イノベーションはビジネスの世界に咲く大輪の花のようなもの。人間は、花それ自体を創造することはできない。人ができるのは、花が健全に芽吹き育成されるように、適切な土壌、太陽、水、風通しを整備してあげることだけ。
企業におけるイノベーションについても同様まず組織とリーダーシップの在り様に目を向け、苗床となる土壌を整備してあげることそれができて初めてイノベーションの趣旨は健全に芽吹くようになる

第一章 日本人はイノベーティブか?

問題は「個人の創造性」ではなく「組織の創造性」
●日本人は、個人としての創造性はある。これが組織になるとさっぱりになるのは、組織内に小姑のような人がいて色々とケチをつけたり混ぜ返したりするからだ。だから日本人に創造性を発揮させたければ個人を鍛えるよりも組織の在り様を変えなければダメだ。

第二章 イノベーションは「新参者」から生まれる

●これまでに誰も考えたことがない「新しい要素の組み合わせ」がイノベーションの源泉
●この「新しい要素の組み合わせ」を実現するために、多様性が非常に重要な要件になってくる
●最終的に重要なのは「意見の多様性」であって「属性の多様性」ではない
●重要なのは、人と異なる考え方/感じ方をどれだけ組織構成員ができるか、そして考えたこと/感じたことをどれだけオープンに話せるかということ
●これは「多様な意見を認める」という組織風土の問題であり、さらには「多様な意見を促す」という組織運営に関するリーダーシップの問題
「日本人は、目上の人に対して意見したり反論したりするのに抵抗を感じやすい」という事実と、「多くのイノベーションは組織内の若手や新参者によって主導されてきた」という事実は、日本人が組織的なイノベーションにはそもそも向いていないということを示唆している
改善可能なのは「組織風土」しかない。ポイントは、組織構成員の言動を変えられるかどうかというその一点にかかっている。対処法は、上下間での情報流通、つまり、組織の下層の人間は上層部に対してモノを申し、上層部の人間は、下層の人間の物言いに対して耳を傾ける
●日本のように権力格差指標の大きい文化圏では、「聞き耳のリーダーシップ」を組織の長が発揮できるかどうかが、大きく組織パフォーマンスを左右することになる
「アメ(報酬)」は組織の創造性を高める上では意味がないどころか、むしろ逆効果となり害悪を及ぼしている。

**取り組む内容:**
1) イノベーションと組織をめぐる本文の要点を、2文でまとめるとどうなりますか？
2) 一覧の中から、「heat-cell xyxy=(563,105,594,136)」を含む行から「heat-cell xyxy=(413,435,444,466)」を含む行までを、両端の行も含めてそのまま書き出してください。
本文と一覧は、それぞれ別の出典から取られたものです。

**提供一覧:**

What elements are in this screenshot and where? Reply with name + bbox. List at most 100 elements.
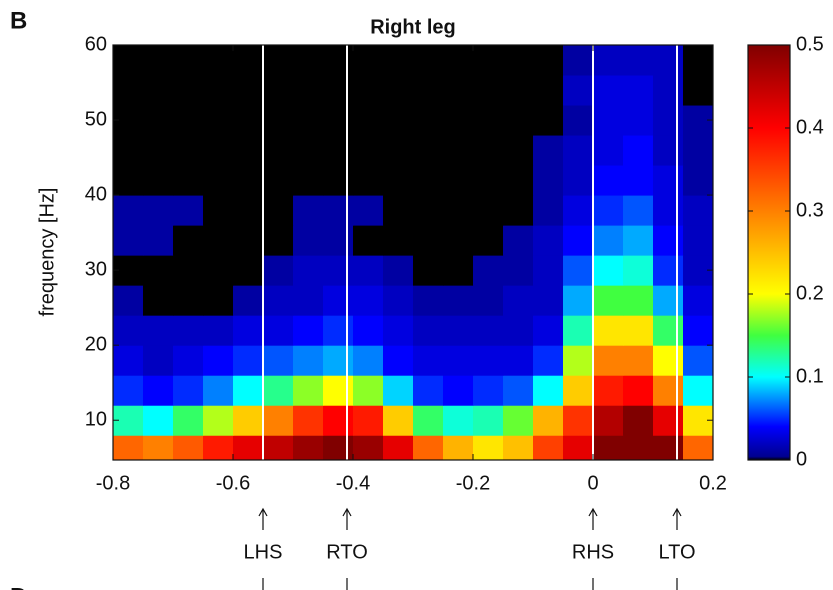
heat-cell xyxy=(563,105,594,136)
heat-cell xyxy=(263,45,294,76)
heat-cell xyxy=(683,75,714,106)
heat-cell xyxy=(113,195,144,226)
heat-cell xyxy=(143,135,174,166)
heat-cell xyxy=(383,435,414,466)
heat-cell xyxy=(353,435,384,466)
heat-cell xyxy=(353,75,384,106)
heat-cell xyxy=(383,105,414,136)
heat-cell xyxy=(293,345,324,376)
heat-cell xyxy=(293,375,324,406)
heat-cell xyxy=(413,435,444,466)
heat-cell xyxy=(263,75,294,106)
heat-cell xyxy=(593,135,624,166)
heat-cell xyxy=(293,315,324,346)
heat-cell xyxy=(623,105,654,136)
heat-cell xyxy=(143,285,174,316)
heat-cell xyxy=(653,135,684,166)
heat-cell xyxy=(653,225,684,256)
heat-cell xyxy=(293,255,324,286)
heat-cell xyxy=(503,135,534,166)
colorbar-tick-label: 0.5 xyxy=(796,33,824,55)
heat-cell xyxy=(413,135,444,166)
heat-cell xyxy=(413,45,444,76)
heat-cell xyxy=(383,225,414,256)
heat-cell xyxy=(413,375,444,406)
heat-cell xyxy=(623,165,654,196)
heat-cell xyxy=(173,405,204,436)
heat-cell xyxy=(353,285,384,316)
x-tick-label: 0 xyxy=(587,472,598,494)
heat-cell xyxy=(383,75,414,106)
x-tick-label: -0.2 xyxy=(456,472,490,494)
heat-cell xyxy=(623,255,654,286)
heat-cell xyxy=(503,165,534,196)
heat-cell xyxy=(653,75,684,106)
heat-cell xyxy=(563,375,594,406)
y-tick-label: 20 xyxy=(85,333,107,355)
heat-cell xyxy=(353,375,384,406)
heat-cell xyxy=(413,75,444,106)
heat-cell xyxy=(533,105,564,136)
heat-cell xyxy=(233,135,264,166)
heat-cell xyxy=(593,45,624,76)
heat-cell xyxy=(143,375,174,406)
heat-cell xyxy=(623,435,654,466)
heat-cell xyxy=(353,195,384,226)
heat-cell xyxy=(473,75,504,106)
heat-cell xyxy=(203,345,234,376)
heat-cell xyxy=(353,405,384,436)
heat-cell xyxy=(383,255,414,286)
colorbar-tick-label: 0.1 xyxy=(796,365,824,387)
heat-cell xyxy=(263,255,294,286)
heat-cell xyxy=(383,345,414,376)
heat-cell xyxy=(683,225,714,256)
heat-cell xyxy=(563,255,594,286)
heat-cell xyxy=(293,405,324,436)
heat-cell xyxy=(173,345,204,376)
heat-cell xyxy=(503,315,534,346)
heat-cell xyxy=(293,105,324,136)
heat-cell xyxy=(203,285,234,316)
heat-cell xyxy=(263,135,294,166)
heat-cell xyxy=(623,75,654,106)
heat-cell xyxy=(473,105,504,136)
heat-cell xyxy=(443,375,474,406)
heat-cell xyxy=(443,105,474,136)
heat-cell xyxy=(653,375,684,406)
heat-cell xyxy=(473,135,504,166)
heat-cell xyxy=(293,195,324,226)
heat-cell xyxy=(263,195,294,226)
heat-cell xyxy=(173,75,204,106)
heat-cell xyxy=(263,375,294,406)
heat-cell xyxy=(353,105,384,136)
heat-cell xyxy=(623,405,654,436)
heat-cell xyxy=(563,165,594,196)
heat-cell xyxy=(503,405,534,436)
heat-cell xyxy=(443,45,474,76)
heat-cell xyxy=(653,345,684,376)
heat-cell xyxy=(413,345,444,376)
heat-cell xyxy=(533,285,564,316)
heat-cell xyxy=(233,105,264,136)
heat-cell xyxy=(473,45,504,76)
heat-cell xyxy=(323,135,354,166)
heat-cell xyxy=(203,225,234,256)
heat-cell xyxy=(113,315,144,346)
heat-cell xyxy=(593,75,624,106)
heat-cell xyxy=(473,285,504,316)
heat-cell xyxy=(593,195,624,226)
heat-cell xyxy=(443,165,474,196)
y-tick-label: 10 xyxy=(85,409,107,431)
heat-cell xyxy=(683,285,714,316)
heat-cell xyxy=(593,285,624,316)
colorbar-tick-label: 0.3 xyxy=(796,199,824,221)
colorbar-tick-label: 0.2 xyxy=(796,282,824,304)
heat-cell xyxy=(443,435,474,466)
heat-cell xyxy=(473,315,504,346)
heat-cell xyxy=(203,75,234,106)
heat-cell xyxy=(503,285,534,316)
heat-cell xyxy=(563,315,594,346)
heat-cell xyxy=(203,135,234,166)
heat-cell xyxy=(623,315,654,346)
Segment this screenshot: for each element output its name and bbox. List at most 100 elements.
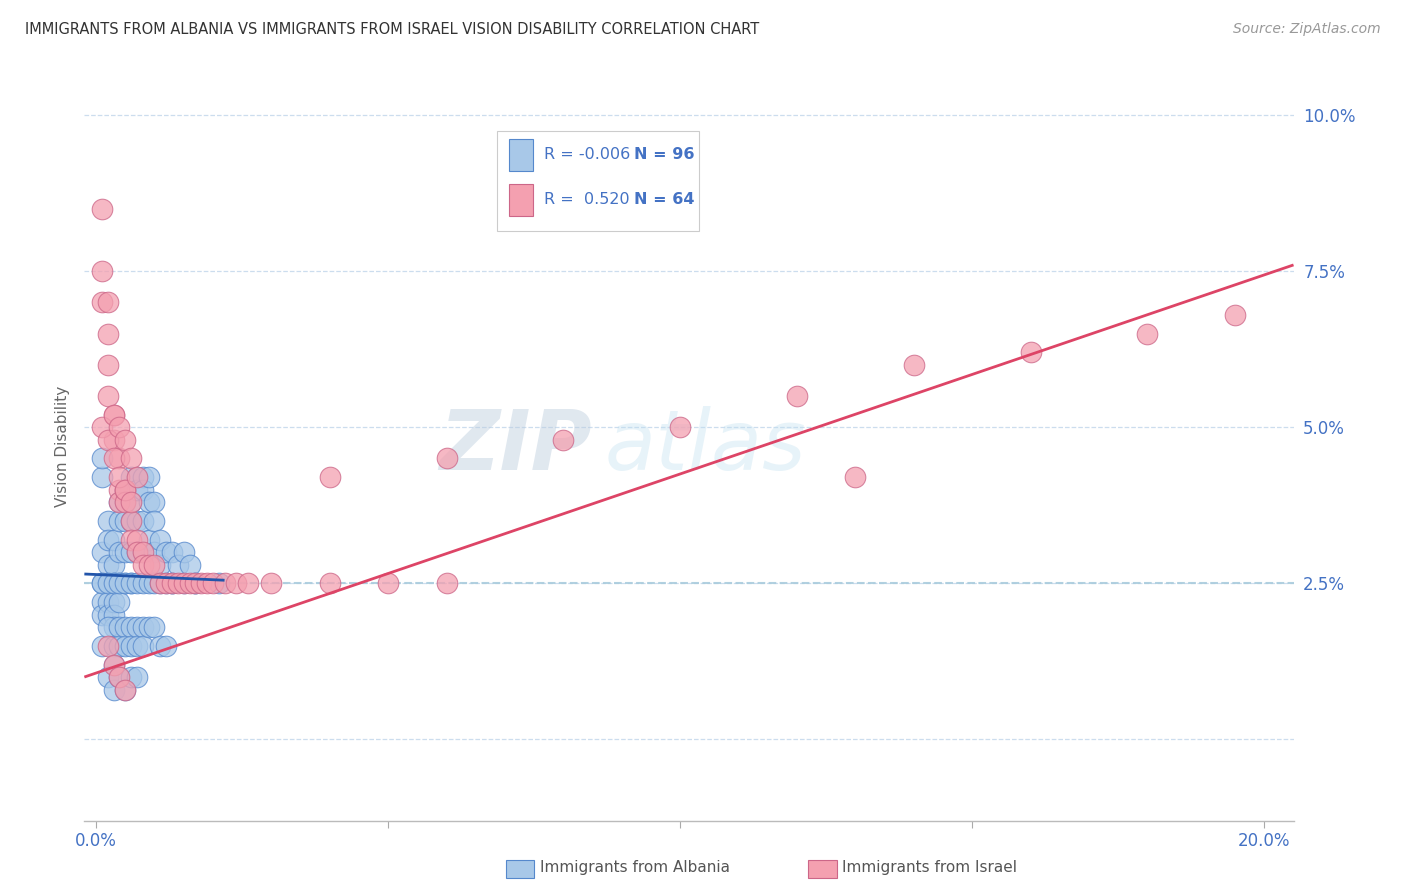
Point: [97, 576, 120, 591]
Text: atlas: atlas: [605, 406, 806, 486]
Point: [90, 576, 112, 591]
Point: [132, 576, 155, 591]
Point: [173, 545, 195, 559]
Point: [114, 620, 136, 634]
Point: [125, 545, 148, 559]
Point: [236, 576, 259, 591]
Point: [108, 470, 131, 484]
Point: [120, 576, 142, 591]
Point: [138, 558, 160, 572]
Point: [90, 420, 112, 434]
Point: [125, 483, 148, 497]
Point: [184, 576, 207, 591]
Point: [97, 558, 120, 572]
Point: [208, 576, 231, 591]
Point: [108, 576, 131, 591]
Point: [125, 620, 148, 634]
Point: [160, 576, 183, 591]
Point: [132, 639, 155, 653]
Text: Immigrants from Albania: Immigrants from Albania: [540, 860, 730, 874]
Point: [120, 470, 142, 484]
Point: [108, 483, 131, 497]
Point: [1019, 345, 1042, 359]
Point: [138, 470, 160, 484]
Point: [90, 607, 112, 622]
Point: [179, 558, 201, 572]
Point: [132, 470, 155, 484]
Point: [114, 682, 136, 697]
Point: [114, 433, 136, 447]
Point: [97, 533, 120, 547]
Point: [149, 639, 172, 653]
Text: ZIP: ZIP: [440, 406, 592, 486]
Point: [125, 514, 148, 528]
Point: [90, 295, 112, 310]
Point: [166, 558, 188, 572]
Point: [103, 657, 125, 672]
Point: [138, 576, 160, 591]
Point: [138, 620, 160, 634]
Point: [114, 639, 136, 653]
Point: [125, 639, 148, 653]
Point: [103, 408, 125, 422]
Point: [201, 576, 224, 591]
Point: [125, 670, 148, 684]
Text: IMMIGRANTS FROM ALBANIA VS IMMIGRANTS FROM ISRAEL VISION DISABILITY CORRELATION : IMMIGRANTS FROM ALBANIA VS IMMIGRANTS FR…: [25, 22, 759, 37]
Point: [90, 451, 112, 466]
Point: [184, 576, 207, 591]
Point: [108, 670, 131, 684]
Point: [90, 595, 112, 609]
Point: [120, 514, 142, 528]
Point: [143, 620, 166, 634]
Point: [844, 470, 866, 484]
Point: [97, 389, 120, 403]
Point: [225, 576, 247, 591]
Point: [318, 470, 340, 484]
Point: [103, 620, 125, 634]
Point: [114, 682, 136, 697]
Point: [132, 545, 155, 559]
Point: [125, 545, 148, 559]
Point: [125, 470, 148, 484]
Point: [120, 495, 142, 509]
Point: [120, 620, 142, 634]
Point: [103, 408, 125, 422]
Point: [103, 533, 125, 547]
Point: [114, 483, 136, 497]
Point: [125, 533, 148, 547]
Point: [120, 533, 142, 547]
Point: [90, 545, 112, 559]
Point: [903, 358, 925, 372]
Point: [318, 576, 340, 591]
Point: [138, 495, 160, 509]
Point: [132, 545, 155, 559]
Text: Immigrants from Israel: Immigrants from Israel: [842, 860, 1017, 874]
Point: [125, 576, 148, 591]
Point: [114, 576, 136, 591]
Point: [260, 576, 283, 591]
Point: [166, 576, 188, 591]
Point: [114, 514, 136, 528]
Point: [103, 657, 125, 672]
Point: [436, 451, 458, 466]
Point: [97, 595, 120, 609]
Point: [97, 620, 120, 634]
Point: [143, 558, 166, 572]
Point: [120, 451, 142, 466]
Y-axis label: Vision Disability: Vision Disability: [55, 385, 70, 507]
Point: [108, 670, 131, 684]
Point: [149, 576, 172, 591]
Text: Source: ZipAtlas.com: Source: ZipAtlas.com: [1233, 22, 1381, 37]
Point: [108, 514, 131, 528]
Point: [120, 639, 142, 653]
Point: [114, 483, 136, 497]
Point: [108, 451, 131, 466]
Point: [103, 595, 125, 609]
Point: [179, 576, 201, 591]
Point: [114, 495, 136, 509]
Point: [138, 533, 160, 547]
Point: [155, 639, 177, 653]
Point: [132, 483, 155, 497]
Point: [173, 576, 195, 591]
Point: [103, 607, 125, 622]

**解答例:**
1) イノベーションは花のように人が直接創り出せるものではなく、組織とリーダーシップという土壌を整えて初めて健全に芽吹く。日本人は個人としては創造性があり、組織としての創造性を高めるには、多様な意見を認めて促す組織風土と、下層の人間が上層部にモノを申し、上層部がそれに耳を傾ける上下間の情報流通が鍵となる。

2)
heat-cell xyxy=(563,105,594,136)
heat-cell xyxy=(263,45,294,76)
heat-cell xyxy=(683,75,714,106)
heat-cell xyxy=(113,195,144,226)
heat-cell xyxy=(143,135,174,166)
heat-cell xyxy=(383,435,414,466)
heat-cell xyxy=(353,435,384,466)
heat-cell xyxy=(353,75,384,106)
heat-cell xyxy=(383,105,414,136)
heat-cell xyxy=(293,345,324,376)
heat-cell xyxy=(293,375,324,406)
heat-cell xyxy=(413,435,444,466)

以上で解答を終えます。